→ Ausgangsdokument:

<<<<

Globus ohne Amerika und Australien

Globen des Himmels gab es schon im Altertum; drei von ihnen sind komplett erhalten (plus Fragmente von zwei weiteren) – vielleicht (so eine mutige, aber aus Daten begründete Hypothese meiner Doktorarbeit) gab es sogar schon im Alten Babylon um 1200 v.Chr. mindestens einen Himmelsglobus. Seit wann es aber Globen der Erde gibt, ist schon deshalb nicht genau geklärt, weil wir nicht wissen, wie alt die Vorstellung von der Kugelgestalt der Erde ist. Auch diese Vorstellung ist vermutlich zwischen 600 und 400 v.Chr. entstanden. Für Aristoteles um 350 v.Chr. ist es jedenfalls ein “alter Hut”, d.h. längst Standardwissen. Als Prinzenlehrer hatte er eine große Verantwortung: Er stellt in seinen Büchern das Wissen zusammen und bringt Gegenargumente für eine flache Erde; Eratosthenes ein Jahrhundert später und Poseidonius zwei weitere Jahrhunderte später messen sogar die Größe der Erdkugel. Aus römischer Zeit ist anekdotisch überliefert, dass Krates von Mallos im 2. Jh. v.Chr. (also in Hipparchs Zeit, ein Jh nach Eratosthenes) in Pergamon einen Erdglobus aufgestellt haben soll – aber weder archäologische Befunde noch nähere Beschreibungen oder Bauanleitungen sind überliefert.

>>>>

→ Aufgabe 1:
In welcher Stadt soll Krates von Mallos laut dem Text über Globen einen Erdglobus aufgestellt haben?
→ Aufgabe 2:
Ändere in der Auflistung die Zeilen, beginnend mit der Zeile, die "video-player[interactable]: This video" enthält, und endend mit der Zeile, die "folder-icon (604, 76, 618, 90)" enthält, indem du "folder-icon" durch "ordner-icon" ersetzt. Gib nur diese Zeilen aus.
Der Text über Globen und die Auflistung stammen aus verschiedenen Quellen.

→ Vorliegende Auflistung:

<<<<

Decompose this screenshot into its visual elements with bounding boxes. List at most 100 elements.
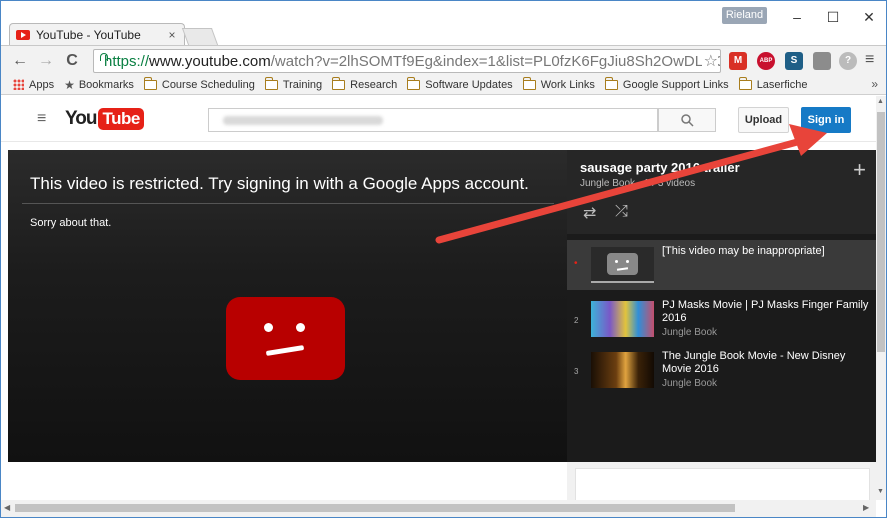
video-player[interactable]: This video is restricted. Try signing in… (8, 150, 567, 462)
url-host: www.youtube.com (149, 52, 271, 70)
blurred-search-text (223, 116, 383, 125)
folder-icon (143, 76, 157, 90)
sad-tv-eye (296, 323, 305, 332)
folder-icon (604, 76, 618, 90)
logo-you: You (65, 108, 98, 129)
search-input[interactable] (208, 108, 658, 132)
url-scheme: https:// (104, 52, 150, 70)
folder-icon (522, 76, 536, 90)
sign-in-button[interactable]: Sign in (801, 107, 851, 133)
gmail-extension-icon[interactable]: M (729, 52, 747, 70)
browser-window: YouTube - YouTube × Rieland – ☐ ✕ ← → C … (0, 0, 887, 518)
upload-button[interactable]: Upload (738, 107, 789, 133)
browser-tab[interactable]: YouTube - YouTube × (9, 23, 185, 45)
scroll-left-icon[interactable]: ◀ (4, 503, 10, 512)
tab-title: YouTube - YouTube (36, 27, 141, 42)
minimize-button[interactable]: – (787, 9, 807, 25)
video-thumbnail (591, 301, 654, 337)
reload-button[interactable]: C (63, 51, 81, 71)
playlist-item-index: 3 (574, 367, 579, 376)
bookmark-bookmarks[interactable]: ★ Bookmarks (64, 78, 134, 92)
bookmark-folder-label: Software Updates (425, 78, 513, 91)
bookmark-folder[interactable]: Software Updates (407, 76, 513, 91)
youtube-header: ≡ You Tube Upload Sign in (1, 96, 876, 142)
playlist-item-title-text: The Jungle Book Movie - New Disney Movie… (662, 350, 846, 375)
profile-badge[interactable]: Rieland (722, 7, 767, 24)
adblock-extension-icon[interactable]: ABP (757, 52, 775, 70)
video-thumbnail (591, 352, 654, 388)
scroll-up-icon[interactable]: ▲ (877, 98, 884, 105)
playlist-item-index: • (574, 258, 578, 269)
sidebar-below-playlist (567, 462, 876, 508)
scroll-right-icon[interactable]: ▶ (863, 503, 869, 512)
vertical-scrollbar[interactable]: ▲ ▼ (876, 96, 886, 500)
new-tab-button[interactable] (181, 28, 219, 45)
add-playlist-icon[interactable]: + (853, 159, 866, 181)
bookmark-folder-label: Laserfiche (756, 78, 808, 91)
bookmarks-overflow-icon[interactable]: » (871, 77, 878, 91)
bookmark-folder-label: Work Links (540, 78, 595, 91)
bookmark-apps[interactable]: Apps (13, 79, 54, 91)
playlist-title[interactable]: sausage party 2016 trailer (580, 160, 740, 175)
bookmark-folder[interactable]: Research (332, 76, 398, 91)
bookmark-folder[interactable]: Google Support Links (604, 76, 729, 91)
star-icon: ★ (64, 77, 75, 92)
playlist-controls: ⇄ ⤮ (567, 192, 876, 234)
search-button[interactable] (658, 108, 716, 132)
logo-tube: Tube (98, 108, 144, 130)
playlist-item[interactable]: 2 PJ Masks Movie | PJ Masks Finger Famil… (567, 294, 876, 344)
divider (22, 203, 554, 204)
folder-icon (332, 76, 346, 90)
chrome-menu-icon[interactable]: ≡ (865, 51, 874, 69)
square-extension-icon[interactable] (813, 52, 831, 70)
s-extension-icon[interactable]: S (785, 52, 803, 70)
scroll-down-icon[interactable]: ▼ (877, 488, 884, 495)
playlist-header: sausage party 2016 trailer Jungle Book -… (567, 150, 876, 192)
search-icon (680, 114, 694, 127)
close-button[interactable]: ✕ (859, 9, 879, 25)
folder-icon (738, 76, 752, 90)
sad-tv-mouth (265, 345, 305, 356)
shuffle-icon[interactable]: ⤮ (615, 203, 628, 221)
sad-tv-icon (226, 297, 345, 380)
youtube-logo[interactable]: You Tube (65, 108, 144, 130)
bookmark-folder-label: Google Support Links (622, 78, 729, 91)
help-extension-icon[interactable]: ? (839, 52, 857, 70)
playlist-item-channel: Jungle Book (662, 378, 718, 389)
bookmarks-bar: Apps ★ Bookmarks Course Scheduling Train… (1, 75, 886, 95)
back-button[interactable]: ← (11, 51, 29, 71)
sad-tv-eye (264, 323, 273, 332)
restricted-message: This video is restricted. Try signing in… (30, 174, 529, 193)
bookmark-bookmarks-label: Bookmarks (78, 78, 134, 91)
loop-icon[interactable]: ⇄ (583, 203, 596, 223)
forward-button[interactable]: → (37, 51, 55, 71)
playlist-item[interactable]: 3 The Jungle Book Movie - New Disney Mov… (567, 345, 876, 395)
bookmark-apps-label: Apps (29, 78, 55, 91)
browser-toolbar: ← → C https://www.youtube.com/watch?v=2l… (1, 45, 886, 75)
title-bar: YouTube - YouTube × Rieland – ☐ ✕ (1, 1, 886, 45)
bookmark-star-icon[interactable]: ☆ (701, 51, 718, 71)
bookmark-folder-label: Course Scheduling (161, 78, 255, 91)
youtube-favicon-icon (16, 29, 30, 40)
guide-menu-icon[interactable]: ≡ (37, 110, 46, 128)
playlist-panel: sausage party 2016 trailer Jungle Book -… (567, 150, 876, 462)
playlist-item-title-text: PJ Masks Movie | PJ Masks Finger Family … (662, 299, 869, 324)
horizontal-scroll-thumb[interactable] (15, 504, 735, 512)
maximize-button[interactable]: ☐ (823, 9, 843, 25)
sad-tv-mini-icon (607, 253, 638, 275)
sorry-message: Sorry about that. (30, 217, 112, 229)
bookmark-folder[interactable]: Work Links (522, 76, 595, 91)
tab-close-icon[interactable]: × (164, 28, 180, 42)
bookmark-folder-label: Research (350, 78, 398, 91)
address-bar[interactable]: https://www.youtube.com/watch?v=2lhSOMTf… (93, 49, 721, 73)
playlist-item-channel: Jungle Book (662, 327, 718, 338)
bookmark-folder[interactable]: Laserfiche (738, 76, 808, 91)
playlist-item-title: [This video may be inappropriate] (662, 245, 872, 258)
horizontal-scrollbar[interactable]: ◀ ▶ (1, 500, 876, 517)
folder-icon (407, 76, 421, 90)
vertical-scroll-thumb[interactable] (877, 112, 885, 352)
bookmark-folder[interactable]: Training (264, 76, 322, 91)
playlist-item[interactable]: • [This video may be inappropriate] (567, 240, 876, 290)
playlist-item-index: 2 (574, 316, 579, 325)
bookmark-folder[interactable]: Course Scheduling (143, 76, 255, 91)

>>>>

→ Erwartete Antwort 1:
In Pergamon.

→ Erwartete Antwort 2:
video-player[interactable]: This video is restricted. Try signing in… (8, 150, 567, 462)
url-host: www.youtube.com (149, 52, 271, 70)
blurred-search-text (223, 116, 383, 125)
ordner-icon (143, 76, 157, 90)
sad-tv-eye (296, 323, 305, 332)
ordner-icon (604, 76, 618, 90)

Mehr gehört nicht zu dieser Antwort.